WORK INSTRUCTIONS
Tally each line where the word "JSON" occurs, then give only the total.

EXTRACTED ENTRIES

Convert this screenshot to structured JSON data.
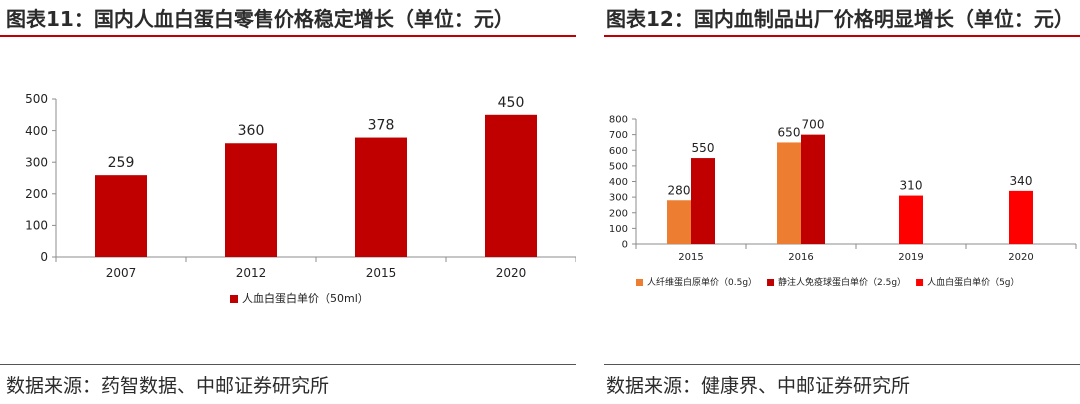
{
  "charts": [
    {
      "figure_title": "图表11：国内人血白蛋白零售价格稳定增长（单位：元）",
      "source": "数据来源：药智数据、中邮证券研究所"
    },
    {
      "figure_title": "图表12：国内血制品出厂价格明显增长（单位：元）",
      "source": "数据来源：健康界、中邮证券研究所"
    }
  ],
  "colors": {
    "title_rule": "#c00000",
    "bar_dark_red": "#c00000",
    "bar_orange": "#ed7d31",
    "bar_red": "#ff0000"
  },
  "chart_data": [
    {
      "type": "bar",
      "categories": [
        "2007",
        "2012",
        "2015",
        "2020"
      ],
      "series": [
        {
          "name": "人血白蛋白单价（50ml）",
          "values": [
            259,
            360,
            378,
            450
          ],
          "color": "#c00000"
        }
      ],
      "ylim": [
        0,
        500
      ],
      "yticks": [
        0,
        100,
        200,
        300,
        400,
        500
      ],
      "data_labels": true,
      "grid": false,
      "legend": "bottom"
    },
    {
      "type": "bar",
      "categories": [
        "2015",
        "2016",
        "2019",
        "2020"
      ],
      "series": [
        {
          "name": "人纤维蛋白原单价（0.5g）",
          "values": [
            280,
            650,
            null,
            null
          ],
          "color": "#ed7d31"
        },
        {
          "name": "静注人免疫球蛋白单价（2.5g）",
          "values": [
            550,
            700,
            null,
            null
          ],
          "color": "#c00000"
        },
        {
          "name": "人血白蛋白单价（5g）",
          "values": [
            null,
            null,
            310,
            340
          ],
          "color": "#ff0000"
        }
      ],
      "ylim": [
        0,
        800
      ],
      "yticks": [
        0,
        100,
        200,
        300,
        400,
        500,
        600,
        700,
        800
      ],
      "data_labels": true,
      "grid": false,
      "legend": "bottom"
    }
  ]
}
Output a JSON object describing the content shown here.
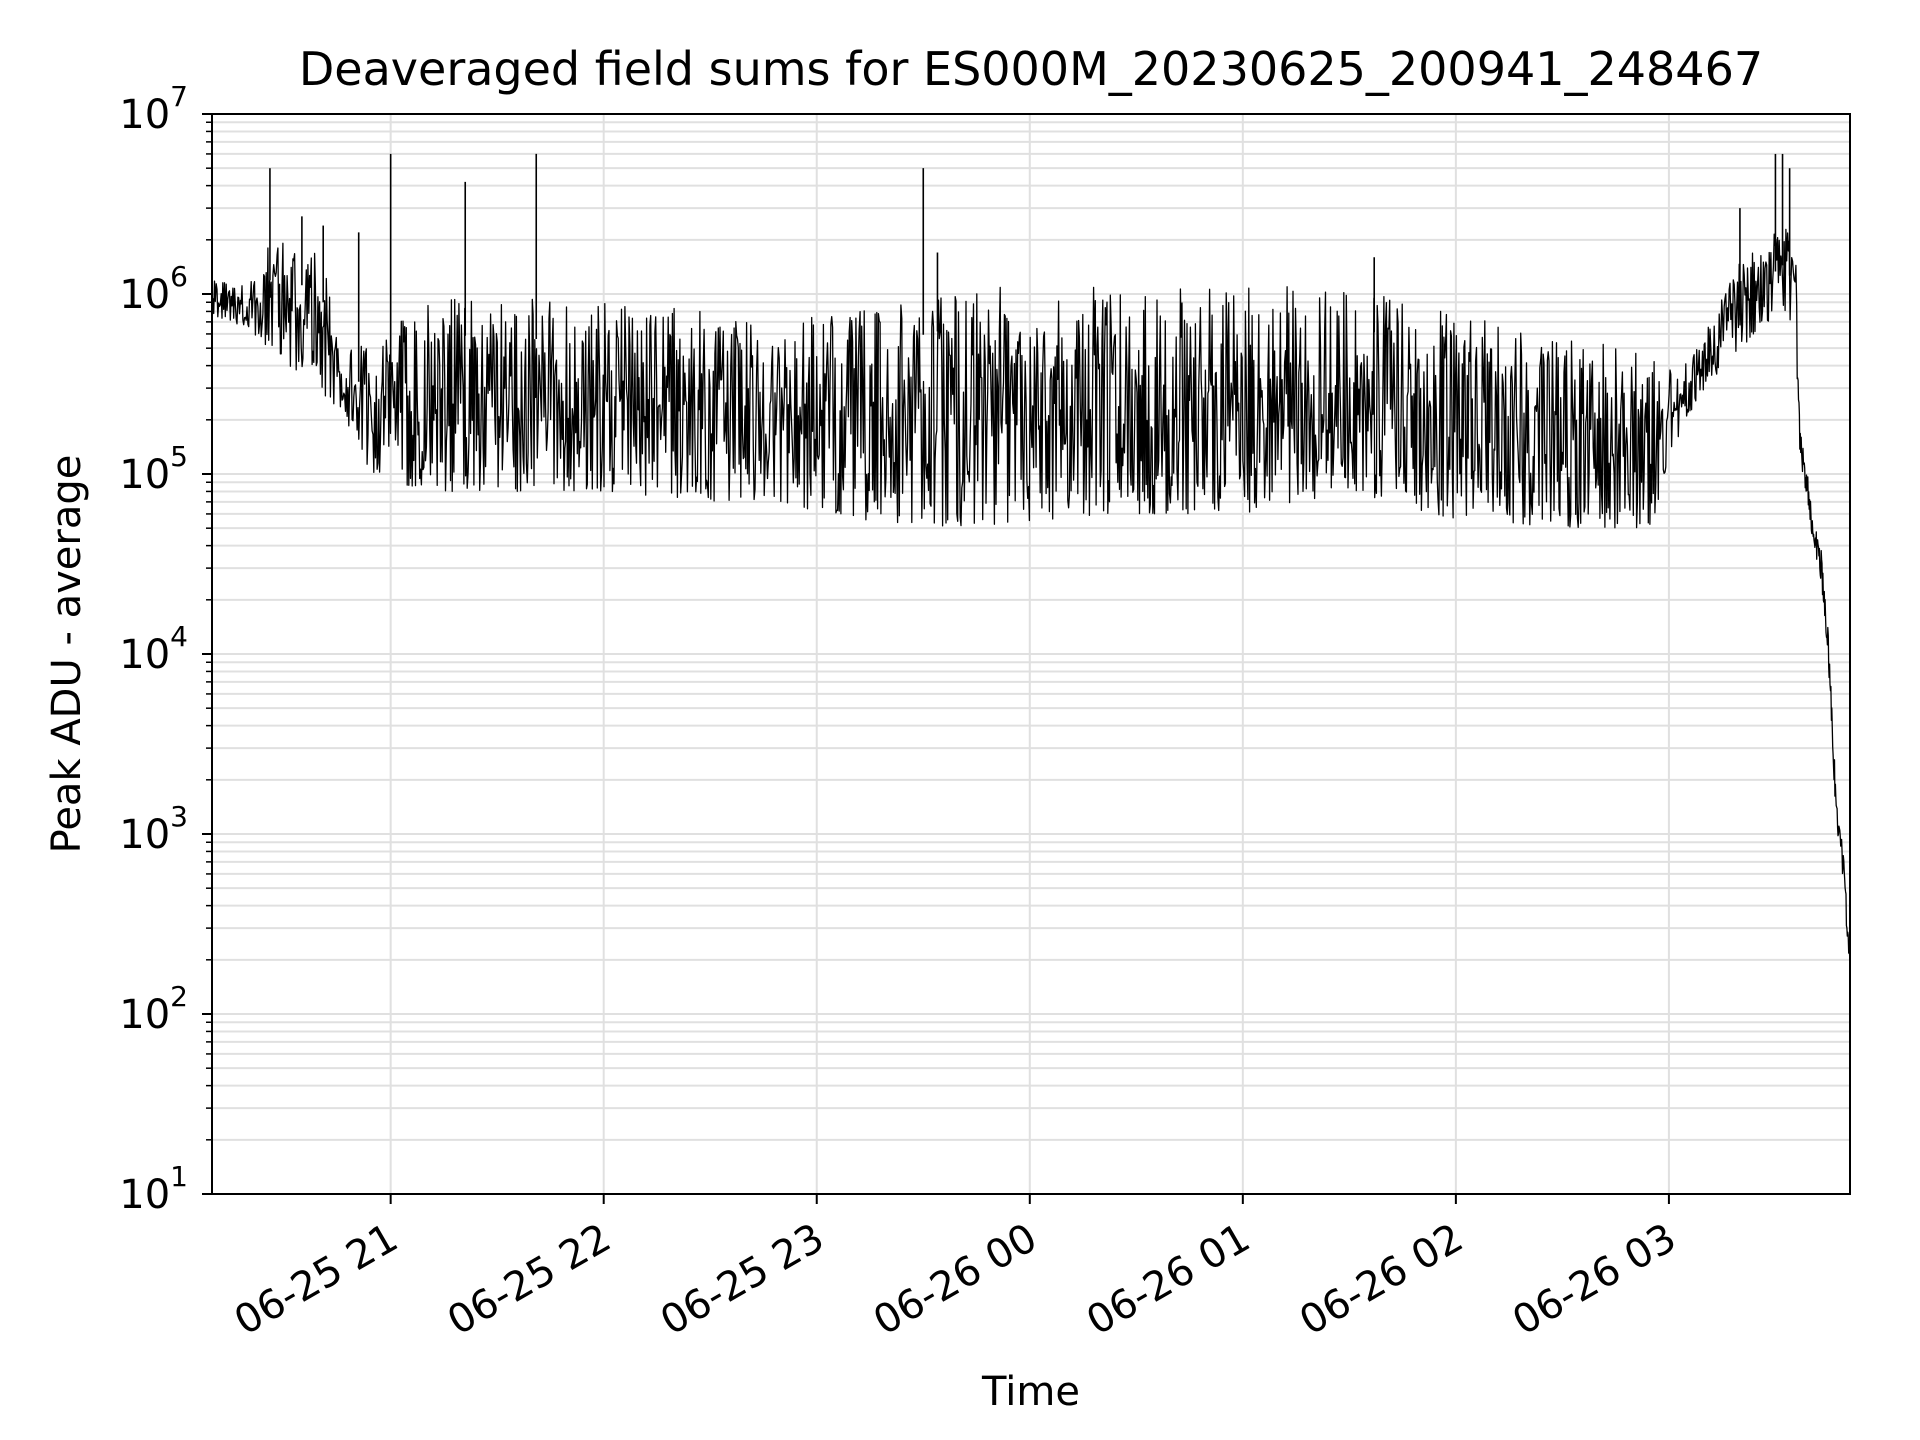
{
  "chart_data": {
    "type": "line",
    "title": "Deaveraged field sums for ES000M_20230625_200941_248467",
    "xlabel": "Time",
    "ylabel": "Peak ADU - average",
    "yscale": "log",
    "ylim": [
      10,
      10000000
    ],
    "xlim": [
      "2023-06-25 20:09:41",
      "2023-06-26 03:51:00"
    ],
    "grid": true,
    "grid_color": "#e0e0e0",
    "line_color": "#000000",
    "x_ticks": [
      {
        "value": "2023-06-25 21:00",
        "label": "06-25 21"
      },
      {
        "value": "2023-06-25 22:00",
        "label": "06-25 22"
      },
      {
        "value": "2023-06-25 23:00",
        "label": "06-25 23"
      },
      {
        "value": "2023-06-26 00:00",
        "label": "06-26 00"
      },
      {
        "value": "2023-06-26 01:00",
        "label": "06-26 01"
      },
      {
        "value": "2023-06-26 02:00",
        "label": "06-26 02"
      },
      {
        "value": "2023-06-26 03:00",
        "label": "06-26 03"
      }
    ],
    "y_ticks": [
      {
        "value": 10,
        "base": "10",
        "exp": "1"
      },
      {
        "value": 100,
        "base": "10",
        "exp": "2"
      },
      {
        "value": 1000,
        "base": "10",
        "exp": "3"
      },
      {
        "value": 10000,
        "base": "10",
        "exp": "4"
      },
      {
        "value": 100000,
        "base": "10",
        "exp": "5"
      },
      {
        "value": 1000000,
        "base": "10",
        "exp": "6"
      },
      {
        "value": 10000000,
        "base": "10",
        "exp": "7"
      }
    ],
    "series": [
      {
        "name": "",
        "points": [
          {
            "x": "2023-06-25 20:09:41",
            "y": 1000000
          },
          {
            "x": "2023-06-25 20:20",
            "y": 900000
          },
          {
            "x": "2023-06-25 20:26",
            "y": 3000000
          },
          {
            "x": "2023-06-25 20:30",
            "y": 1000000
          },
          {
            "x": "2023-06-25 20:37",
            "y": 1000000
          },
          {
            "x": "2023-06-25 20:42",
            "y": 700000
          },
          {
            "x": "2023-06-25 20:47",
            "y": 300000
          },
          {
            "x": "2023-06-25 20:55",
            "y": 150000
          },
          {
            "x": "2023-06-25 21:15",
            "y": 200000
          },
          {
            "x": "2023-06-25 21:45",
            "y": 400000
          },
          {
            "x": "2023-06-25 22:00",
            "y": 350000
          },
          {
            "x": "2023-06-25 22:30",
            "y": 200000
          },
          {
            "x": "2023-06-25 23:00",
            "y": 150000
          },
          {
            "x": "2023-06-25 23:30",
            "y": 120000
          },
          {
            "x": "2023-06-26 00:00",
            "y": 150000
          },
          {
            "x": "2023-06-26 00:30",
            "y": 200000
          },
          {
            "x": "2023-06-26 01:00",
            "y": 200000
          },
          {
            "x": "2023-06-26 01:30",
            "y": 300000
          },
          {
            "x": "2023-06-26 02:00",
            "y": 150000
          },
          {
            "x": "2023-06-26 02:30",
            "y": 100000
          },
          {
            "x": "2023-06-26 02:55",
            "y": 80000
          },
          {
            "x": "2023-06-26 03:05",
            "y": 250000
          },
          {
            "x": "2023-06-26 03:15",
            "y": 700000
          },
          {
            "x": "2023-06-26 03:30",
            "y": 1200000
          },
          {
            "x": "2023-06-26 03:35",
            "y": 1000000
          },
          {
            "x": "2023-06-26 03:37",
            "y": 150000
          },
          {
            "x": "2023-06-26 03:40",
            "y": 60000
          },
          {
            "x": "2023-06-26 03:43",
            "y": 30000
          },
          {
            "x": "2023-06-26 03:45",
            "y": 10000
          },
          {
            "x": "2023-06-26 03:47",
            "y": 1500
          },
          {
            "x": "2023-06-26 03:49",
            "y": 700
          },
          {
            "x": "2023-06-26 03:51",
            "y": 200
          }
        ],
        "fluctuation_envelope": [
          {
            "x": "2023-06-25 20:09:41",
            "low": 750000,
            "high": 1200000
          },
          {
            "x": "2023-06-25 20:20",
            "low": 650000,
            "high": 1100000
          },
          {
            "x": "2023-06-25 20:25",
            "low": 500000,
            "high": 2000000
          },
          {
            "x": "2023-06-25 20:40",
            "low": 300000,
            "high": 1800000
          },
          {
            "x": "2023-06-25 20:46",
            "low": 200000,
            "high": 600000
          },
          {
            "x": "2023-06-25 20:55",
            "low": 100000,
            "high": 500000
          },
          {
            "x": "2023-06-25 21:10",
            "low": 80000,
            "high": 1000000
          },
          {
            "x": "2023-06-25 22:00",
            "low": 80000,
            "high": 900000
          },
          {
            "x": "2023-06-25 22:30",
            "low": 70000,
            "high": 800000
          },
          {
            "x": "2023-06-25 22:50",
            "low": 70000,
            "high": 700000
          },
          {
            "x": "2023-06-25 23:10",
            "low": 55000,
            "high": 800000
          },
          {
            "x": "2023-06-25 23:40",
            "low": 50000,
            "high": 1100000
          },
          {
            "x": "2023-06-26 00:00",
            "low": 55000,
            "high": 1100000
          },
          {
            "x": "2023-06-26 00:30",
            "low": 60000,
            "high": 1100000
          },
          {
            "x": "2023-06-26 01:00",
            "low": 60000,
            "high": 1100000
          },
          {
            "x": "2023-06-26 01:30",
            "low": 80000,
            "high": 1100000
          },
          {
            "x": "2023-06-26 02:00",
            "low": 55000,
            "high": 800000
          },
          {
            "x": "2023-06-26 02:30",
            "low": 50000,
            "high": 600000
          },
          {
            "x": "2023-06-26 02:55",
            "low": 50000,
            "high": 500000
          },
          {
            "x": "2023-06-26 03:02",
            "low": 150000,
            "high": 350000
          },
          {
            "x": "2023-06-26 03:10",
            "low": 300000,
            "high": 600000
          },
          {
            "x": "2023-06-26 03:20",
            "low": 500000,
            "high": 1500000
          },
          {
            "x": "2023-06-26 03:33",
            "low": 800000,
            "high": 2500000
          },
          {
            "x": "2023-06-26 03:36",
            "low": 600000,
            "high": 1500000
          }
        ],
        "spikes": [
          {
            "x": "2023-06-25 20:26",
            "y": 5000000
          },
          {
            "x": "2023-06-25 20:35",
            "y": 2700000
          },
          {
            "x": "2023-06-25 20:41",
            "y": 2400000
          },
          {
            "x": "2023-06-25 20:51",
            "y": 2200000
          },
          {
            "x": "2023-06-25 21:00",
            "y": 6000000
          },
          {
            "x": "2023-06-25 21:21",
            "y": 4200000
          },
          {
            "x": "2023-06-25 21:41",
            "y": 6000000
          },
          {
            "x": "2023-06-25 23:30",
            "y": 5000000
          },
          {
            "x": "2023-06-25 23:34",
            "y": 1700000
          },
          {
            "x": "2023-06-26 01:37",
            "y": 1600000
          },
          {
            "x": "2023-06-26 03:20",
            "y": 3000000
          },
          {
            "x": "2023-06-26 03:30",
            "y": 6000000
          },
          {
            "x": "2023-06-26 03:32",
            "y": 6000000
          },
          {
            "x": "2023-06-26 03:34",
            "y": 5000000
          }
        ]
      }
    ]
  }
}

SOLUTION TO THIS TASK
2